Take the line that contains "Output a JSON" and each line after it in the material below, and transcribe them exactly, stopping at the end.

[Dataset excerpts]
════
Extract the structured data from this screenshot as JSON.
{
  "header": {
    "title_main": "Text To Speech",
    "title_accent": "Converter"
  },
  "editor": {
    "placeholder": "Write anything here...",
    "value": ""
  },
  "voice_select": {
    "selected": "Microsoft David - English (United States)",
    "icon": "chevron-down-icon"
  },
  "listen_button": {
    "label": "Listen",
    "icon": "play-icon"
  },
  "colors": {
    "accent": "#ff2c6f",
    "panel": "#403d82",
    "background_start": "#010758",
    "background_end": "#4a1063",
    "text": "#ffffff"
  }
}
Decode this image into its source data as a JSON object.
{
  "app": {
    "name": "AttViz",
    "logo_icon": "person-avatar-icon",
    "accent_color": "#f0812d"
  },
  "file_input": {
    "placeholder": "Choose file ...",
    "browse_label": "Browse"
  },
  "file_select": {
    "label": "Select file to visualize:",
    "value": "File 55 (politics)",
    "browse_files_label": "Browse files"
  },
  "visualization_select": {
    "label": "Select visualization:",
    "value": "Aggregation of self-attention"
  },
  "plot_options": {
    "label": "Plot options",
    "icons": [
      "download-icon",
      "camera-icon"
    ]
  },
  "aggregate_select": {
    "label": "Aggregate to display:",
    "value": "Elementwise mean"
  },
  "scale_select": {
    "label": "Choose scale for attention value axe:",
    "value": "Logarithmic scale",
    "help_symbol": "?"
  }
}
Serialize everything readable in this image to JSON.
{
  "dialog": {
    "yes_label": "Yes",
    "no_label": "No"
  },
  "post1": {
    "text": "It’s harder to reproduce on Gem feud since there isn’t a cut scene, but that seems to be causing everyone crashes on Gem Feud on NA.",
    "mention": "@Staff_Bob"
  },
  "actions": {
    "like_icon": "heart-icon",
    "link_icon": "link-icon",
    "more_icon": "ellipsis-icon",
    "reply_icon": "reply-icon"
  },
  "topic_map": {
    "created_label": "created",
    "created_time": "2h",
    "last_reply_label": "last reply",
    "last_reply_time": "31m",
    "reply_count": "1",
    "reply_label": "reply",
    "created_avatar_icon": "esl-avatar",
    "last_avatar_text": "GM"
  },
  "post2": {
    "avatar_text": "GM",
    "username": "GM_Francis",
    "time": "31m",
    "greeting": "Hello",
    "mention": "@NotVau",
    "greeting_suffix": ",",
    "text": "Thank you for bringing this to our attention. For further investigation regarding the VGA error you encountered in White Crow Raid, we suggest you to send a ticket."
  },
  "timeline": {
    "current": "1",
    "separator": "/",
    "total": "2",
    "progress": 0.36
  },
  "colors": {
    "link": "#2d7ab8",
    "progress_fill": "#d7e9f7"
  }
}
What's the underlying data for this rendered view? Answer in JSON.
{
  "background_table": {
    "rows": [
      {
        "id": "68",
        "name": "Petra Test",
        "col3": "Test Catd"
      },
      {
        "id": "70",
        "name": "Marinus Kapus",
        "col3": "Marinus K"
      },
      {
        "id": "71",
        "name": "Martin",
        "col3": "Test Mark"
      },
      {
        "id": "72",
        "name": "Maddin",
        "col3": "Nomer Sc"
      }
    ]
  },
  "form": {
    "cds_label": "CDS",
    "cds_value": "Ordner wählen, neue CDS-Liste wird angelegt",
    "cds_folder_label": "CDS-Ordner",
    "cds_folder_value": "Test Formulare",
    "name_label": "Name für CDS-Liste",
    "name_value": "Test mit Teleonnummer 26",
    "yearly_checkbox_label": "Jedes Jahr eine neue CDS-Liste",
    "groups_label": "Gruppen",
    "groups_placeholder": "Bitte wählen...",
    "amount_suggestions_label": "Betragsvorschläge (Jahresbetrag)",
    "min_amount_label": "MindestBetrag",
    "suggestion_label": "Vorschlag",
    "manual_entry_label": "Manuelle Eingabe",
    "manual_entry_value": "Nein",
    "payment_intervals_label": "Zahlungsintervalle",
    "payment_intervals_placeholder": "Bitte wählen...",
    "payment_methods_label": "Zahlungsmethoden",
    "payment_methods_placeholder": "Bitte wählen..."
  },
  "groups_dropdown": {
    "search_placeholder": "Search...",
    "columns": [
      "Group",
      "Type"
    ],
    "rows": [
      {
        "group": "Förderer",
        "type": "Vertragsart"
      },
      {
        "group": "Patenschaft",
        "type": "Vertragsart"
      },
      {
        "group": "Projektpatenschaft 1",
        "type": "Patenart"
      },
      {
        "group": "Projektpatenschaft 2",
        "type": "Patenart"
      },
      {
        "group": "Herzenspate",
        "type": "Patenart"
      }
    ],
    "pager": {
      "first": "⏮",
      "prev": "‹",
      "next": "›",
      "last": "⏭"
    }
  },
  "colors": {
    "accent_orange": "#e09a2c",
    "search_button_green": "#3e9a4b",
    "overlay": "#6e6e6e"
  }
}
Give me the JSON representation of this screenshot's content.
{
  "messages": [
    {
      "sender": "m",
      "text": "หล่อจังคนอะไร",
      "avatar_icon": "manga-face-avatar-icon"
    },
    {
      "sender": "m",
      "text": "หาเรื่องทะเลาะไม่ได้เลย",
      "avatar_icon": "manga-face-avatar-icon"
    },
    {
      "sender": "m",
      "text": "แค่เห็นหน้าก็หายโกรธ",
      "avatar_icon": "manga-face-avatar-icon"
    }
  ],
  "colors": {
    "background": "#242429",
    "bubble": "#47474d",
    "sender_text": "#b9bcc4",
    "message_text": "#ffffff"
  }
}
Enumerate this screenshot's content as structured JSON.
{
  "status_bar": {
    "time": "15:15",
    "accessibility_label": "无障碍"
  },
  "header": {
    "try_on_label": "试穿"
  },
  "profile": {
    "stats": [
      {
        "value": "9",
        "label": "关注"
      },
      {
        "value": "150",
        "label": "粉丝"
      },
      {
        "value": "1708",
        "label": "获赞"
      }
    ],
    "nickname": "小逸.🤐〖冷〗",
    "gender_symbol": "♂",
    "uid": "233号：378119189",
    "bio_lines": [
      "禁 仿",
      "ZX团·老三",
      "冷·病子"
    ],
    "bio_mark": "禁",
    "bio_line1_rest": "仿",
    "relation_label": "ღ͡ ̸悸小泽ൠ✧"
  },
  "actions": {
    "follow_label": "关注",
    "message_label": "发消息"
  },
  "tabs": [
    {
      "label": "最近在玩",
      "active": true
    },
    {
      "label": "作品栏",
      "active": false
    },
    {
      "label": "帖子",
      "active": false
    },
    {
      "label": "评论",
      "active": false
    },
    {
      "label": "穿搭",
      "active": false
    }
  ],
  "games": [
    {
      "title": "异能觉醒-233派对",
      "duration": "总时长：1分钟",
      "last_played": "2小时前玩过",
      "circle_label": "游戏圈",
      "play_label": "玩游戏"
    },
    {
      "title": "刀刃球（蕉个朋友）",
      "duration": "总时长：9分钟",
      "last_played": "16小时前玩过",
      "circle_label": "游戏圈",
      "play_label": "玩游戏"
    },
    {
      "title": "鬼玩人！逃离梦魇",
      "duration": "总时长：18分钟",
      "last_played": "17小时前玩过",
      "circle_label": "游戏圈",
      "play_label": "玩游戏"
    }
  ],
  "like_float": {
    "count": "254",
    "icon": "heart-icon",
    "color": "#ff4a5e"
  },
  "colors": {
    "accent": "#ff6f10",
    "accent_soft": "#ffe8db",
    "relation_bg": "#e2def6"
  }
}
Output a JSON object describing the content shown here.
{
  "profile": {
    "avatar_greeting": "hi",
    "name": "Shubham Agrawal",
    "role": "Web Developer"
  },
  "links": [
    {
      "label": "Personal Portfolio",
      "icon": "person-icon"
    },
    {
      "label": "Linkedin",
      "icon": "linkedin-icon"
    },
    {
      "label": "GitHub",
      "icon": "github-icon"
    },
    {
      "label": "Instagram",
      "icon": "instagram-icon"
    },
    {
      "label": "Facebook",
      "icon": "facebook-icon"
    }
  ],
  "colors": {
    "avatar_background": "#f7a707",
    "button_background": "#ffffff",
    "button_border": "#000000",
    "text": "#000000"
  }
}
════
Written answer =>
Output a JSON object describing the content shown here.
{
  "profile": {
    "avatar_greeting": "hi",
    "name": "Shubham Agrawal",
    "role": "Web Developer"
  },
  "links": [
    {
      "label": "Personal Portfolio",
      "icon": "person-icon"
    },
    {
      "label": "Linkedin",
      "icon": "linkedin-icon"
    },
    {
      "label": "GitHub",
      "icon": "github-icon"
    },
    {
      "label": "Instagram",
      "icon": "instagram-icon"
    },
    {
      "label": "Facebook",
      "icon": "facebook-icon"
    }
  ],
  "colors": {
    "avatar_background": "#f7a707",
    "button_background": "#ffffff",
    "button_border": "#000000",
    "text": "#000000"
  }
}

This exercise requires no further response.